#### [Task to carry out]
Search the material and gather each line with "grid" in it.

* START Data supplied *

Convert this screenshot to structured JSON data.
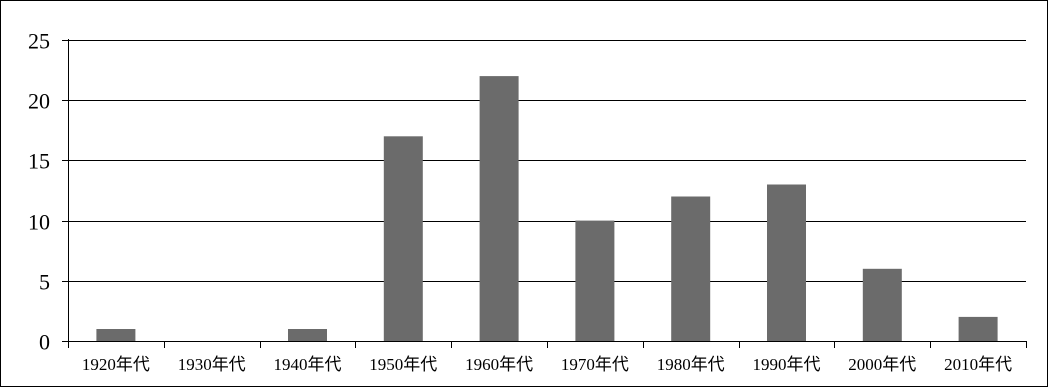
{
  "chart_data": {
    "type": "bar",
    "categories": [
      "1920年代",
      "1930年代",
      "1940年代",
      "1950年代",
      "1960年代",
      "1970年代",
      "1980年代",
      "1990年代",
      "2000年代",
      "2010年代"
    ],
    "values": [
      1,
      0,
      1,
      17,
      22,
      10,
      12,
      13,
      6,
      2
    ],
    "title": "",
    "xlabel": "",
    "ylabel": "",
    "ylim": [
      0,
      25
    ],
    "yticks": [
      0,
      5,
      10,
      15,
      20,
      25
    ],
    "grid": "horizontal",
    "legend": "none",
    "colors": {
      "bar": "#6b6b6b",
      "grid": "#000000",
      "axis": "#000000"
    }
  }
}
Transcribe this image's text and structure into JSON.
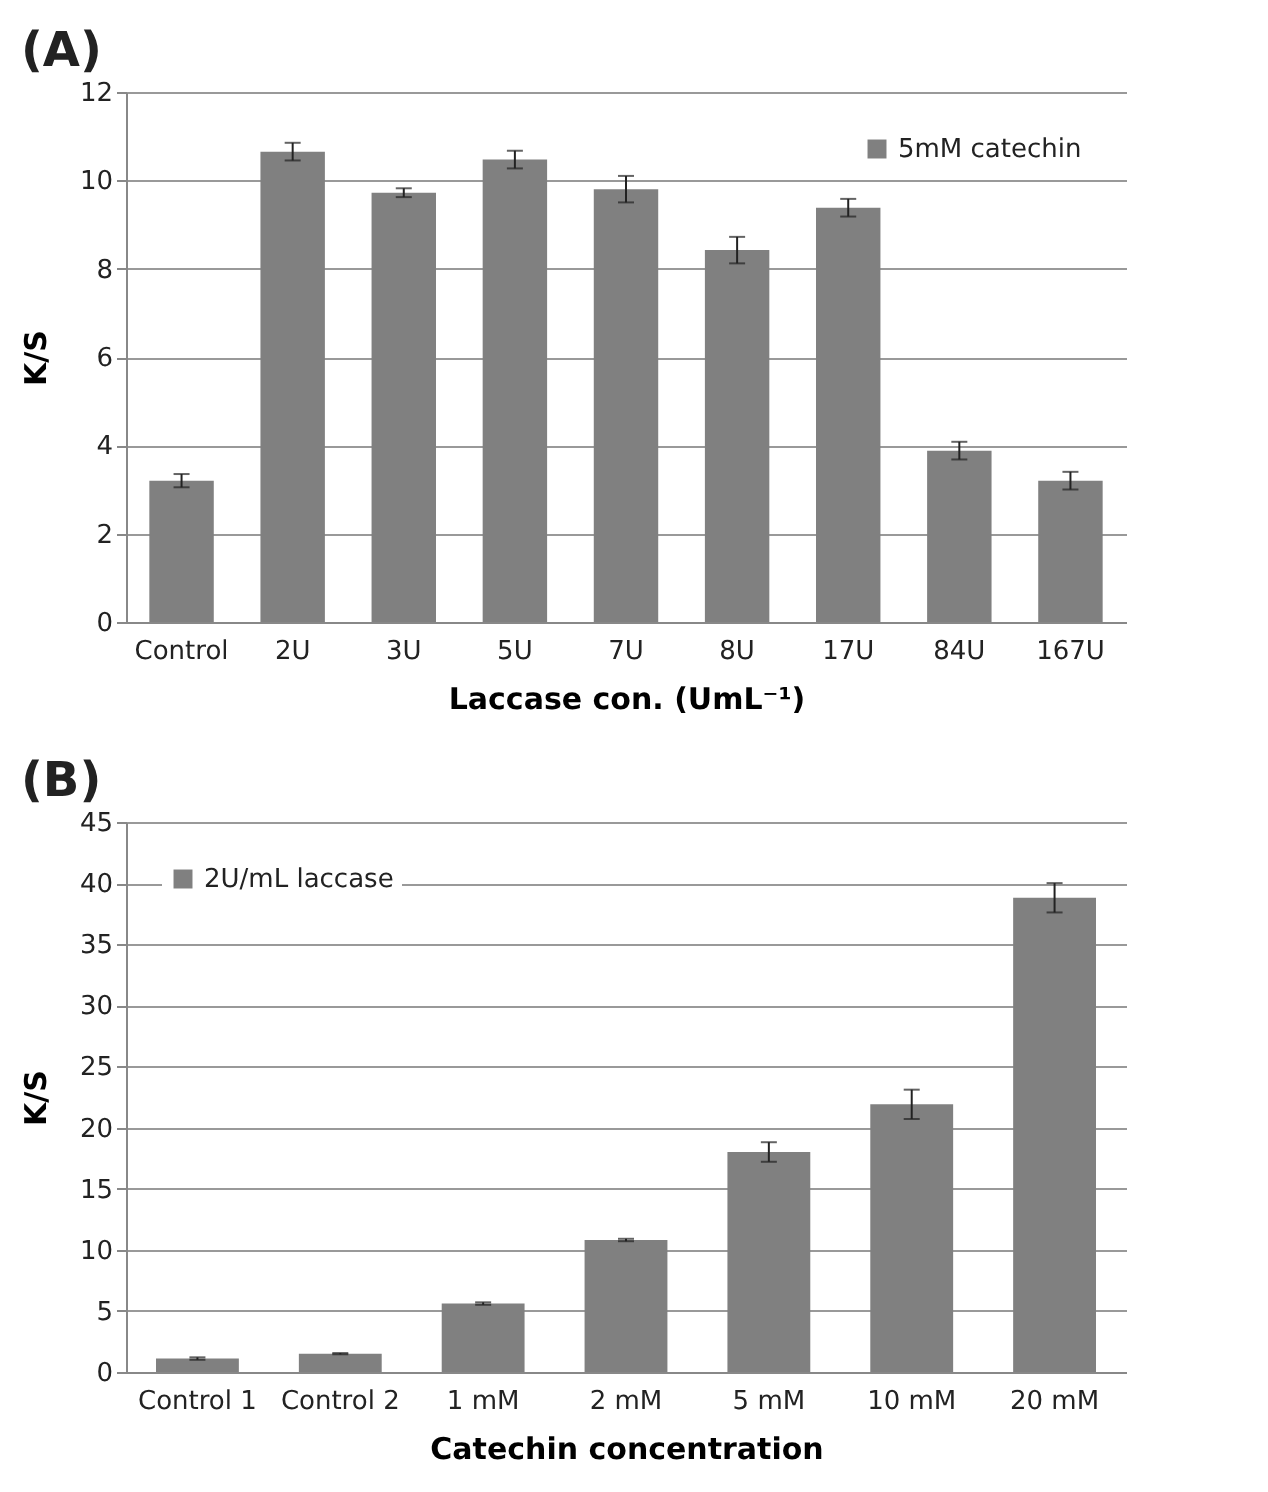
{
  "chart_data": [
    {
      "type": "bar",
      "title": "(A)",
      "xlabel": "Laccase con. (UmL⁻¹)",
      "ylabel": "K/S",
      "categories": [
        "Control",
        "2U",
        "3U",
        "5U",
        "7U",
        "8U",
        "17U",
        "84U",
        "167U"
      ],
      "series": [
        {
          "name": "5mM catechin",
          "color": "#808080",
          "values": [
            3.2,
            10.65,
            9.72,
            10.47,
            9.8,
            8.42,
            9.38,
            3.88,
            3.2
          ],
          "errors": [
            0.15,
            0.2,
            0.1,
            0.2,
            0.3,
            0.3,
            0.2,
            0.2,
            0.2
          ]
        }
      ],
      "ylim": [
        0,
        12
      ],
      "yticks": [
        0,
        2,
        4,
        6,
        8,
        10,
        12
      ],
      "grid": "y",
      "legend": "top right"
    },
    {
      "type": "bar",
      "title": "(B)",
      "xlabel": "Catechin concentration",
      "ylabel": "K/S",
      "categories": [
        "Control 1",
        "Control 2",
        "1 mM",
        "2 mM",
        "5 mM",
        "10 mM",
        "20 mM"
      ],
      "series": [
        {
          "name": "2U/mL laccase",
          "color": "#808080",
          "values": [
            1.1,
            1.5,
            5.6,
            10.8,
            18.0,
            21.9,
            38.8
          ],
          "errors": [
            0.1,
            0.05,
            0.1,
            0.1,
            0.8,
            1.2,
            1.2
          ]
        }
      ],
      "ylim": [
        0,
        45
      ],
      "yticks": [
        0,
        5,
        10,
        15,
        20,
        25,
        30,
        35,
        40,
        45
      ],
      "grid": "y",
      "legend": "top left"
    }
  ]
}
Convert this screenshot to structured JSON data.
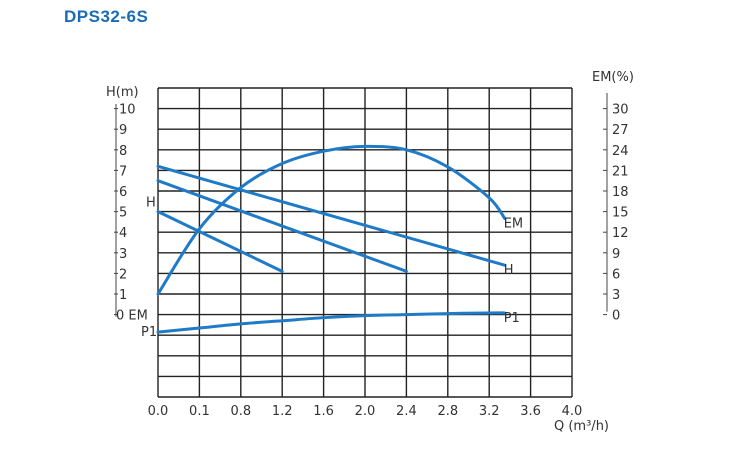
{
  "title": "DPS32-6S",
  "chart_data": {
    "type": "line",
    "title": "DPS32-6S",
    "xlabel": "Q (m³/h)",
    "ylabel_left": "H(m)",
    "ylabel_right": "EM(%)",
    "xlim": [
      0,
      4.0
    ],
    "ylim_left": [
      0,
      10
    ],
    "ylim_right": [
      0,
      30
    ],
    "x_ticks": [
      "0.0",
      "0.1",
      "0.8",
      "1.2",
      "1.6",
      "2.0",
      "2.4",
      "2.8",
      "3.2",
      "3.6",
      "4.0"
    ],
    "y_left_ticks": [
      "0",
      "1",
      "2",
      "3",
      "4",
      "5",
      "6",
      "7",
      "8",
      "9",
      "10"
    ],
    "y_right_ticks": [
      "0",
      "3",
      "6",
      "9",
      "12",
      "15",
      "18",
      "21",
      "24",
      "27",
      "30"
    ],
    "left_axis_markers": {
      "H": "H",
      "EM": "EM",
      "P1": "P1"
    },
    "grid": true,
    "series": [
      {
        "name": "H",
        "axis": "H",
        "x": [
          0.0,
          1.2
        ],
        "y": [
          5.0,
          2.1
        ]
      },
      {
        "name": "H",
        "axis": "H",
        "x": [
          0.0,
          2.4
        ],
        "y": [
          6.5,
          2.1
        ]
      },
      {
        "name": "H",
        "axis": "H",
        "x": [
          0.0,
          3.35
        ],
        "y": [
          7.2,
          2.4
        ]
      },
      {
        "name": "EM",
        "axis": "EM",
        "x": [
          0.0,
          0.4,
          0.8,
          1.2,
          1.6,
          2.0,
          2.4,
          2.8,
          3.2,
          3.35
        ],
        "y": [
          3.0,
          12.5,
          18.5,
          22.0,
          23.8,
          24.5,
          24.0,
          21.5,
          17.0,
          14.0
        ]
      },
      {
        "name": "P1",
        "axis": "H",
        "x": [
          0.0,
          0.4,
          0.8,
          1.2,
          1.6,
          2.0,
          2.4,
          2.8,
          3.2,
          3.35
        ],
        "y": [
          -0.85,
          -0.65,
          -0.45,
          -0.3,
          -0.15,
          -0.05,
          0.0,
          0.05,
          0.08,
          0.08
        ]
      }
    ]
  },
  "colors": {
    "curve": "#1f7bc7",
    "title": "#1a6db5",
    "grid": "#222222"
  }
}
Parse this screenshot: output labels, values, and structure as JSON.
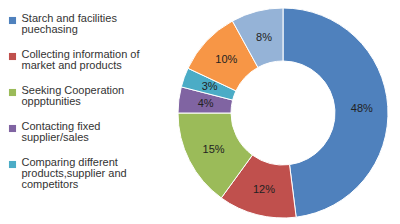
{
  "chart_data": {
    "type": "donut",
    "categories": [
      "Starch and facilities puechasing",
      "Collecting information of market and products",
      "Seeking Cooperation oppptunities",
      "Contacting fixed supplier/sales",
      "Comparing different products,supplier and competitors",
      null,
      null
    ],
    "values": [
      48,
      12,
      15,
      4,
      3,
      10,
      8
    ],
    "value_labels": [
      "48%",
      "12%",
      "15%",
      "4%",
      "3%",
      "10%",
      "8%"
    ],
    "colors": [
      "#4f81bd",
      "#c0504d",
      "#9bbb59",
      "#8064a2",
      "#4bacc6",
      "#f79646",
      "#95b3d7"
    ],
    "data_labels": true,
    "legend": "left"
  }
}
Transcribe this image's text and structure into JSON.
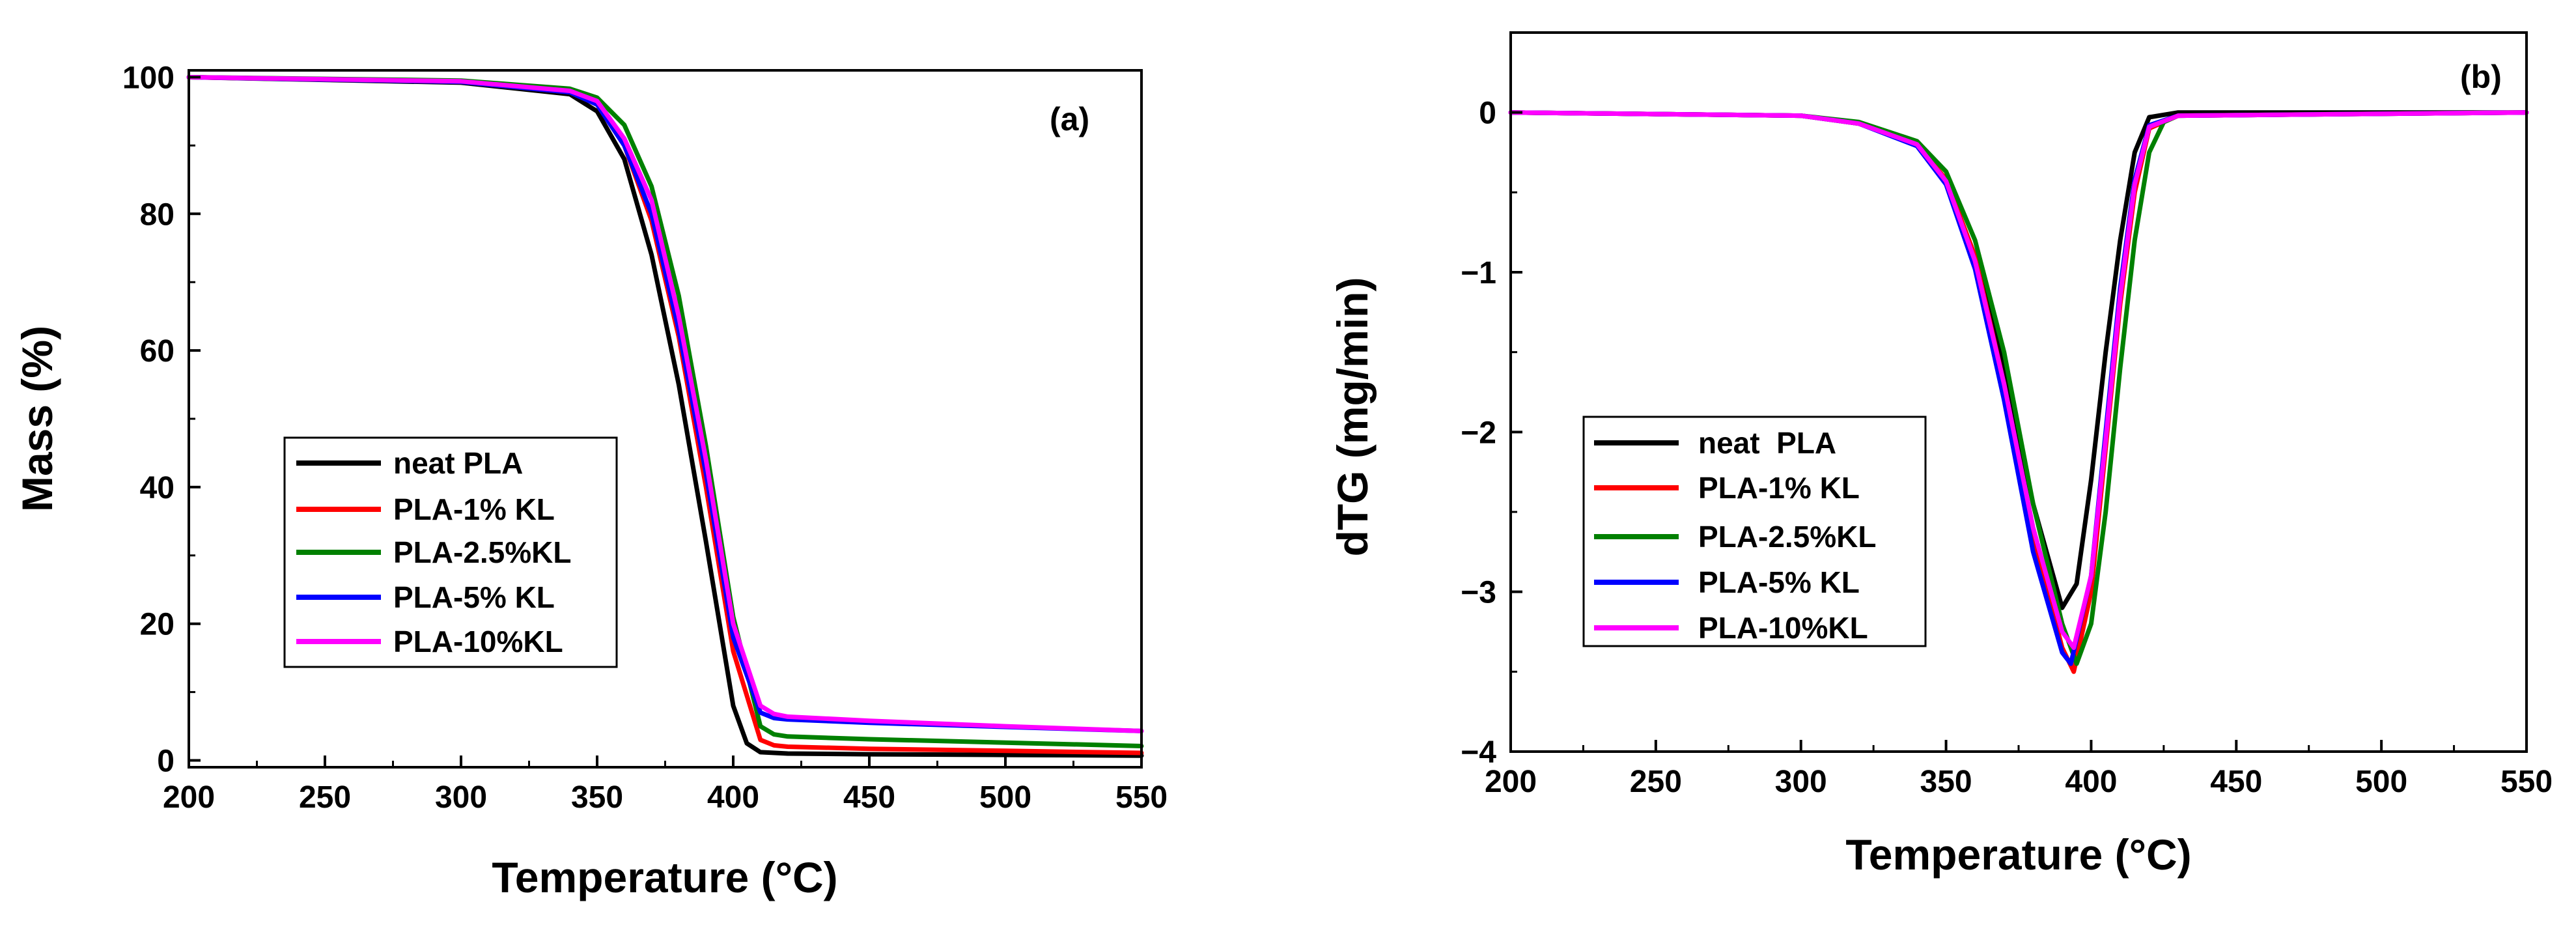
{
  "chart_data": [
    {
      "id": "a",
      "type": "line",
      "panel_label": "(a)",
      "xlabel": "Temperature (°C)",
      "ylabel": "Mass (%)",
      "xlim": [
        200,
        550
      ],
      "ylim": [
        -1,
        101
      ],
      "xticks": [
        200,
        250,
        300,
        350,
        400,
        450,
        500,
        550
      ],
      "yticks": [
        0,
        20,
        40,
        60,
        80,
        100
      ],
      "legend_position": "center-left",
      "series": [
        {
          "name": "neat PLA",
          "color": "#000000",
          "x": [
            200,
            300,
            340,
            350,
            360,
            370,
            380,
            390,
            400,
            405,
            410,
            420,
            450,
            500,
            550
          ],
          "y": [
            100,
            99.2,
            97.5,
            95,
            88,
            74,
            55,
            32,
            8,
            2.5,
            1.2,
            1.0,
            0.9,
            0.8,
            0.7
          ]
        },
        {
          "name": "PLA-1% KL",
          "color": "#ff0000",
          "x": [
            200,
            300,
            340,
            350,
            360,
            370,
            380,
            390,
            400,
            410,
            415,
            420,
            450,
            500,
            550
          ],
          "y": [
            100,
            99.3,
            97.8,
            96,
            90,
            79,
            62,
            40,
            16,
            3,
            2.2,
            2.0,
            1.7,
            1.4,
            1.1
          ]
        },
        {
          "name": "PLA-2.5%KL",
          "color": "#008000",
          "x": [
            200,
            300,
            340,
            350,
            360,
            370,
            380,
            390,
            400,
            410,
            415,
            420,
            450,
            500,
            550
          ],
          "y": [
            100,
            99.5,
            98.3,
            97,
            93,
            84,
            68,
            46,
            21,
            5,
            3.8,
            3.5,
            3.1,
            2.6,
            2.1
          ]
        },
        {
          "name": "PLA-5% KL",
          "color": "#0000ff",
          "x": [
            200,
            300,
            340,
            350,
            360,
            370,
            380,
            390,
            400,
            410,
            415,
            420,
            450,
            500,
            550
          ],
          "y": [
            100,
            99.3,
            97.8,
            96,
            90,
            80,
            63,
            42,
            18,
            7,
            6.2,
            6.0,
            5.5,
            4.9,
            4.3
          ]
        },
        {
          "name": "PLA-10%KL",
          "color": "#ff00ff",
          "x": [
            200,
            300,
            340,
            350,
            360,
            370,
            380,
            390,
            400,
            410,
            415,
            420,
            450,
            500,
            550
          ],
          "y": [
            100,
            99.4,
            98,
            96.5,
            91,
            82,
            65,
            44,
            20,
            8,
            6.8,
            6.4,
            5.8,
            5.0,
            4.3
          ]
        }
      ]
    },
    {
      "id": "b",
      "type": "line",
      "panel_label": "(b)",
      "xlabel": "Temperature (°C)",
      "ylabel": "dTG (mg/min)",
      "xlim": [
        200,
        550
      ],
      "ylim": [
        -4,
        0.5
      ],
      "xticks": [
        200,
        250,
        300,
        350,
        400,
        450,
        500,
        550
      ],
      "yticks": [
        0,
        -1,
        -2,
        -3,
        -4
      ],
      "ytick_labels": [
        "0",
        "−1",
        "−2",
        "−3",
        "−4"
      ],
      "legend_position": "lower-left",
      "series": [
        {
          "name": "neat  PLA",
          "color": "#000000",
          "x": [
            200,
            300,
            320,
            340,
            350,
            360,
            370,
            380,
            390,
            395,
            400,
            405,
            410,
            415,
            420,
            430,
            550
          ],
          "y": [
            0,
            -0.02,
            -0.07,
            -0.2,
            -0.42,
            -0.9,
            -1.6,
            -2.45,
            -3.1,
            -2.95,
            -2.3,
            -1.5,
            -0.8,
            -0.25,
            -0.03,
            0,
            0
          ]
        },
        {
          "name": "PLA-1% KL",
          "color": "#ff0000",
          "x": [
            200,
            300,
            320,
            340,
            350,
            360,
            370,
            380,
            390,
            394,
            400,
            405,
            410,
            415,
            420,
            430,
            550
          ],
          "y": [
            0,
            -0.02,
            -0.07,
            -0.2,
            -0.42,
            -0.9,
            -1.7,
            -2.65,
            -3.35,
            -3.5,
            -3.0,
            -2.1,
            -1.2,
            -0.5,
            -0.1,
            -0.02,
            0
          ]
        },
        {
          "name": "PLA-2.5%KL",
          "color": "#008000",
          "x": [
            200,
            300,
            320,
            340,
            350,
            360,
            370,
            380,
            390,
            395,
            400,
            405,
            410,
            415,
            420,
            425,
            430,
            550
          ],
          "y": [
            0,
            -0.02,
            -0.06,
            -0.18,
            -0.37,
            -0.8,
            -1.5,
            -2.45,
            -3.2,
            -3.45,
            -3.2,
            -2.5,
            -1.6,
            -0.8,
            -0.25,
            -0.06,
            -0.02,
            0
          ]
        },
        {
          "name": "PLA-5% KL",
          "color": "#0000ff",
          "x": [
            200,
            300,
            320,
            340,
            350,
            360,
            370,
            380,
            390,
            393,
            400,
            405,
            410,
            415,
            420,
            430,
            550
          ],
          "y": [
            0,
            -0.02,
            -0.07,
            -0.21,
            -0.45,
            -0.98,
            -1.8,
            -2.75,
            -3.38,
            -3.45,
            -2.9,
            -2.0,
            -1.1,
            -0.42,
            -0.08,
            -0.02,
            0
          ]
        },
        {
          "name": "PLA-10%KL",
          "color": "#ff00ff",
          "x": [
            200,
            300,
            320,
            340,
            350,
            360,
            370,
            380,
            390,
            394,
            400,
            405,
            410,
            415,
            420,
            430,
            550
          ],
          "y": [
            0,
            -0.02,
            -0.07,
            -0.2,
            -0.43,
            -0.93,
            -1.7,
            -2.6,
            -3.25,
            -3.35,
            -2.9,
            -2.05,
            -1.15,
            -0.45,
            -0.09,
            -0.02,
            0
          ]
        }
      ]
    }
  ]
}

* END Data supplied *

#### [Answer for the task]
    "grid": "horizontal",
      "grid": "#000000",
      "grid": "y",
      "grid": "y",
    "grid": true,
    "grid": "#222222"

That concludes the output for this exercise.